──────── Given data

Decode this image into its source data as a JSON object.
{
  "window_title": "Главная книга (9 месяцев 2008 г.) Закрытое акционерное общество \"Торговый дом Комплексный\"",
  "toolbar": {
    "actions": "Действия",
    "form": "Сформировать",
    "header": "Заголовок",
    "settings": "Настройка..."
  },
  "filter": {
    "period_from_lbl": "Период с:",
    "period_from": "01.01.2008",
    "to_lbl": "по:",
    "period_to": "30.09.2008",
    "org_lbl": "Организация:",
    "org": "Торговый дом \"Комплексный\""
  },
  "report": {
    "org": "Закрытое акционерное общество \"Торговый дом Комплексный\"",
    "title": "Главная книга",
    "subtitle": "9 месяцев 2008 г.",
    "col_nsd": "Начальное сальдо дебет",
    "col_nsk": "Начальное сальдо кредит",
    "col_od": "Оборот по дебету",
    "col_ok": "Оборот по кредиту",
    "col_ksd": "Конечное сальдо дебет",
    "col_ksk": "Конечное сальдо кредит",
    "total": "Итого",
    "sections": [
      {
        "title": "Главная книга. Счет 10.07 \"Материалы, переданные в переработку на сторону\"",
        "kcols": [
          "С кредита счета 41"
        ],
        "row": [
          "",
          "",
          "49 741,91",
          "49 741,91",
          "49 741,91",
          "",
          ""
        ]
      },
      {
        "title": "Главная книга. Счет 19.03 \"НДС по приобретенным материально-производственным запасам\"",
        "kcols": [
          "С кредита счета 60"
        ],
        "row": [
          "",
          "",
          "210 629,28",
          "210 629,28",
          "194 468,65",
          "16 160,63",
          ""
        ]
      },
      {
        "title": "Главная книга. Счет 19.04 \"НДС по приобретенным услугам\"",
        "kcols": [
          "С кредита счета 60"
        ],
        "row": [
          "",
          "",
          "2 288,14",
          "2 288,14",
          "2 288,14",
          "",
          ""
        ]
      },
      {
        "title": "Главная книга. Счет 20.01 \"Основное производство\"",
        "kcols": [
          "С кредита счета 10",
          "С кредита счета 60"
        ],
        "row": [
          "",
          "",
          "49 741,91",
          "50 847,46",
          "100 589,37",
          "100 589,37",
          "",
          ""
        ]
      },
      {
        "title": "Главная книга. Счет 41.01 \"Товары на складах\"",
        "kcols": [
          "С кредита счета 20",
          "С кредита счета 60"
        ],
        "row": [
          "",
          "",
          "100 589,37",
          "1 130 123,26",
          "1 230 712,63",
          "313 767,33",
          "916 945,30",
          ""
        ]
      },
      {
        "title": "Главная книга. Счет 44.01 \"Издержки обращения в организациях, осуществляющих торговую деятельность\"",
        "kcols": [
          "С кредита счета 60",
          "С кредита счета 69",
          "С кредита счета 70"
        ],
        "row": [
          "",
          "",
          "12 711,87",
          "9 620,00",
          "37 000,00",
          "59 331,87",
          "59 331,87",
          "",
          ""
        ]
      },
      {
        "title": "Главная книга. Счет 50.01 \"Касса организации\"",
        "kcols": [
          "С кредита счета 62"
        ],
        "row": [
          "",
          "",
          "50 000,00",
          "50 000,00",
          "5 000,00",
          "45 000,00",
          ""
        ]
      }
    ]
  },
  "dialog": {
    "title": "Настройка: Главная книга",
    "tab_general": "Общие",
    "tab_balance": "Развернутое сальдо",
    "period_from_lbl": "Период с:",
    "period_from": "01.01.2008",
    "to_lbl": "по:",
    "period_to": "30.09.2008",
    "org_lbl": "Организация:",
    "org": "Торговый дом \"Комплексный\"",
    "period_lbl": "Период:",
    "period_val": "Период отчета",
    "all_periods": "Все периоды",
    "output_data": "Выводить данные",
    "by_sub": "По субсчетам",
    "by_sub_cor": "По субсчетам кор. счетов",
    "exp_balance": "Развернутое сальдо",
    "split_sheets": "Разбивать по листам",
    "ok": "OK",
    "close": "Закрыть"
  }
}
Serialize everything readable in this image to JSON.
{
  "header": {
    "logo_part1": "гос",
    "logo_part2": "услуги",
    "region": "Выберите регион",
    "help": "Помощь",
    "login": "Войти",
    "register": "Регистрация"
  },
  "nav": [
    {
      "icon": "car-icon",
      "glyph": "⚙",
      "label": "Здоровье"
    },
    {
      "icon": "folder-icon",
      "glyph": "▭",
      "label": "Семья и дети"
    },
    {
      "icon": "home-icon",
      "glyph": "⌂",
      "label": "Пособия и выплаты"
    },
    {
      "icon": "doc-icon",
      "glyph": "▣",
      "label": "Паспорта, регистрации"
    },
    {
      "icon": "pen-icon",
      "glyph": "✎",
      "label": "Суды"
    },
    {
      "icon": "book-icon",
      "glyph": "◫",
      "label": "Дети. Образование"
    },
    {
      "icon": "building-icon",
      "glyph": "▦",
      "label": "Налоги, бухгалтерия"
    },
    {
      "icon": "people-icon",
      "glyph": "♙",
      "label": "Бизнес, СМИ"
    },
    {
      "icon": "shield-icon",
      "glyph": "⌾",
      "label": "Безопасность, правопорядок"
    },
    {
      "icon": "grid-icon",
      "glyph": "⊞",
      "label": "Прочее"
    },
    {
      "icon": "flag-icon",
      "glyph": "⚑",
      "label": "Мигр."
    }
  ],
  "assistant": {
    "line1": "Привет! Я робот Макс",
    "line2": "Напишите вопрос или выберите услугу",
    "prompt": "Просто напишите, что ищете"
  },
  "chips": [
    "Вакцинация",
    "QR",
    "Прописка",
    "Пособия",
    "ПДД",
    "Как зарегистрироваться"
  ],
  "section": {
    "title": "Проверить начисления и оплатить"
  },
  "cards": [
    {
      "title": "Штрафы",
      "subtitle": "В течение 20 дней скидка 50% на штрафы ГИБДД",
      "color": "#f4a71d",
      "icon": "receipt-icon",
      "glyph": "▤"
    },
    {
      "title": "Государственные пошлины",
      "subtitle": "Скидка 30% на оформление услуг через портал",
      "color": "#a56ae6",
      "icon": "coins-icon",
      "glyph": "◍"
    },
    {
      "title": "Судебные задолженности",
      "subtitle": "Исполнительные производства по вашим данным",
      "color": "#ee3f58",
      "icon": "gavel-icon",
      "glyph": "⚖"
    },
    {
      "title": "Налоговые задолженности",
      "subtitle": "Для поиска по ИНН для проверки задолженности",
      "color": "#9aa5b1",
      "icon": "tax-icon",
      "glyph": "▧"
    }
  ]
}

────────────────

The problem: Could you quote the material above in full, exactly as it stands?

Final result:
Decode this image into its source data as a JSON object.
{
  "window_title": "Главная книга (9 месяцев 2008 г.) Закрытое акционерное общество \"Торговый дом Комплексный\"",
  "toolbar": {
    "actions": "Действия",
    "form": "Сформировать",
    "header": "Заголовок",
    "settings": "Настройка..."
  },
  "filter": {
    "period_from_lbl": "Период с:",
    "period_from": "01.01.2008",
    "to_lbl": "по:",
    "period_to": "30.09.2008",
    "org_lbl": "Организация:",
    "org": "Торговый дом \"Комплексный\""
  },
  "report": {
    "org": "Закрытое акционерное общество \"Торговый дом Комплексный\"",
    "title": "Главная книга",
    "subtitle": "9 месяцев 2008 г.",
    "col_nsd": "Начальное сальдо дебет",
    "col_nsk": "Начальное сальдо кредит",
    "col_od": "Оборот по дебету",
    "col_ok": "Оборот по кредиту",
    "col_ksd": "Конечное сальдо дебет",
    "col_ksk": "Конечное сальдо кредит",
    "total": "Итого",
    "sections": [
      {
        "title": "Главная книга. Счет 10.07 \"Материалы, переданные в переработку на сторону\"",
        "kcols": [
          "С кредита счета 41"
        ],
        "row": [
          "",
          "",
          "49 741,91",
          "49 741,91",
          "49 741,91",
          "",
          ""
        ]
      },
      {
        "title": "Главная книга. Счет 19.03 \"НДС по приобретенным материально-производственным запасам\"",
        "kcols": [
          "С кредита счета 60"
        ],
        "row": [
          "",
          "",
          "210 629,28",
          "210 629,28",
          "194 468,65",
          "16 160,63",
          ""
        ]
      },
      {
        "title": "Главная книга. Счет 19.04 \"НДС по приобретенным услугам\"",
        "kcols": [
          "С кредита счета 60"
        ],
        "row": [
          "",
          "",
          "2 288,14",
          "2 288,14",
          "2 288,14",
          "",
          ""
        ]
      },
      {
        "title": "Главная книга. Счет 20.01 \"Основное производство\"",
        "kcols": [
          "С кредита счета 10",
          "С кредита счета 60"
        ],
        "row": [
          "",
          "",
          "49 741,91",
          "50 847,46",
          "100 589,37",
          "100 589,37",
          "",
          ""
        ]
      },
      {
        "title": "Главная книга. Счет 41.01 \"Товары на складах\"",
        "kcols": [
          "С кредита счета 20",
          "С кредита счета 60"
        ],
        "row": [
          "",
          "",
          "100 589,37",
          "1 130 123,26",
          "1 230 712,63",
          "313 767,33",
          "916 945,30",
          ""
        ]
      },
      {
        "title": "Главная книга. Счет 44.01 \"Издержки обращения в организациях, осуществляющих торговую деятельность\"",
        "kcols": [
          "С кредита счета 60",
          "С кредита счета 69",
          "С кредита счета 70"
        ],
        "row": [
          "",
          "",
          "12 711,87",
          "9 620,00",
          "37 000,00",
          "59 331,87",
          "59 331,87",
          "",
          ""
        ]
      },
      {
        "title": "Главная книга. Счет 50.01 \"Касса организации\"",
        "kcols": [
          "С кредита счета 62"
        ],
        "row": [
          "",
          "",
          "50 000,00",
          "50 000,00",
          "5 000,00",
          "45 000,00",
          ""
        ]
      }
    ]
  },
  "dialog": {
    "title": "Настройка: Главная книга",
    "tab_general": "Общие",
    "tab_balance": "Развернутое сальдо",
    "period_from_lbl": "Период с:",
    "period_from": "01.01.2008",
    "to_lbl": "по:",
    "period_to": "30.09.2008",
    "org_lbl": "Организация:",
    "org": "Торговый дом \"Комплексный\"",
    "period_lbl": "Период:",
    "period_val": "Период отчета",
    "all_periods": "Все периоды",
    "output_data": "Выводить данные",
    "by_sub": "По субсчетам",
    "by_sub_cor": "По субсчетам кор. счетов",
    "exp_balance": "Развернутое сальдо",
    "split_sheets": "Разбивать по листам",
    "ok": "OK",
    "close": "Закрыть"
  }
}
Serialize everything readable in this image to JSON.
{
  "header": {
    "logo_part1": "гос",
    "logo_part2": "услуги",
    "region": "Выберите регион",
    "help": "Помощь",
    "login": "Войти",
    "register": "Регистрация"
  },
  "nav": [
    {
      "icon": "car-icon",
      "glyph": "⚙",
      "label": "Здоровье"
    },
    {
      "icon": "folder-icon",
      "glyph": "▭",
      "label": "Семья и дети"
    },
    {
      "icon": "home-icon",
      "glyph": "⌂",
      "label": "Пособия и выплаты"
    },
    {
      "icon": "doc-icon",
      "glyph": "▣",
      "label": "Паспорта, регистрации"
    },
    {
      "icon": "pen-icon",
      "glyph": "✎",
      "label": "Суды"
    },
    {
      "icon": "book-icon",
      "glyph": "◫",
      "label": "Дети. Образование"
    },
    {
      "icon": "building-icon",
      "glyph": "▦",
      "label": "Налоги, бухгалтерия"
    },
    {
      "icon": "people-icon",
      "glyph": "♙",
      "label": "Бизнес, СМИ"
    },
    {
      "icon": "shield-icon",
      "glyph": "⌾",
      "label": "Безопасность, правопорядок"
    },
    {
      "icon": "grid-icon",
      "glyph": "⊞",
      "label": "Прочее"
    },
    {
      "icon": "flag-icon",
      "glyph": "⚑",
      "label": "Мигр."
    }
  ],
  "assistant": {
    "line1": "Привет! Я робот Макс",
    "line2": "Напишите вопрос или выберите услугу",
    "prompt": "Просто напишите, что ищете"
  },
  "chips": [
    "Вакцинация",
    "QR",
    "Прописка",
    "Пособия",
    "ПДД",
    "Как зарегистрироваться"
  ],
  "section": {
    "title": "Проверить начисления и оплатить"
  },
  "cards": [
    {
      "title": "Штрафы",
      "subtitle": "В течение 20 дней скидка 50% на штрафы ГИБДД",
      "color": "#f4a71d",
      "icon": "receipt-icon",
      "glyph": "▤"
    },
    {
      "title": "Государственные пошлины",
      "subtitle": "Скидка 30% на оформление услуг через портал",
      "color": "#a56ae6",
      "icon": "coins-icon",
      "glyph": "◍"
    },
    {
      "title": "Судебные задолженности",
      "subtitle": "Исполнительные производства по вашим данным",
      "color": "#ee3f58",
      "icon": "gavel-icon",
      "glyph": "⚖"
    },
    {
      "title": "Налоговые задолженности",
      "subtitle": "Для поиска по ИНН для проверки задолженности",
      "color": "#9aa5b1",
      "icon": "tax-icon",
      "glyph": "▧"
    }
  ]
}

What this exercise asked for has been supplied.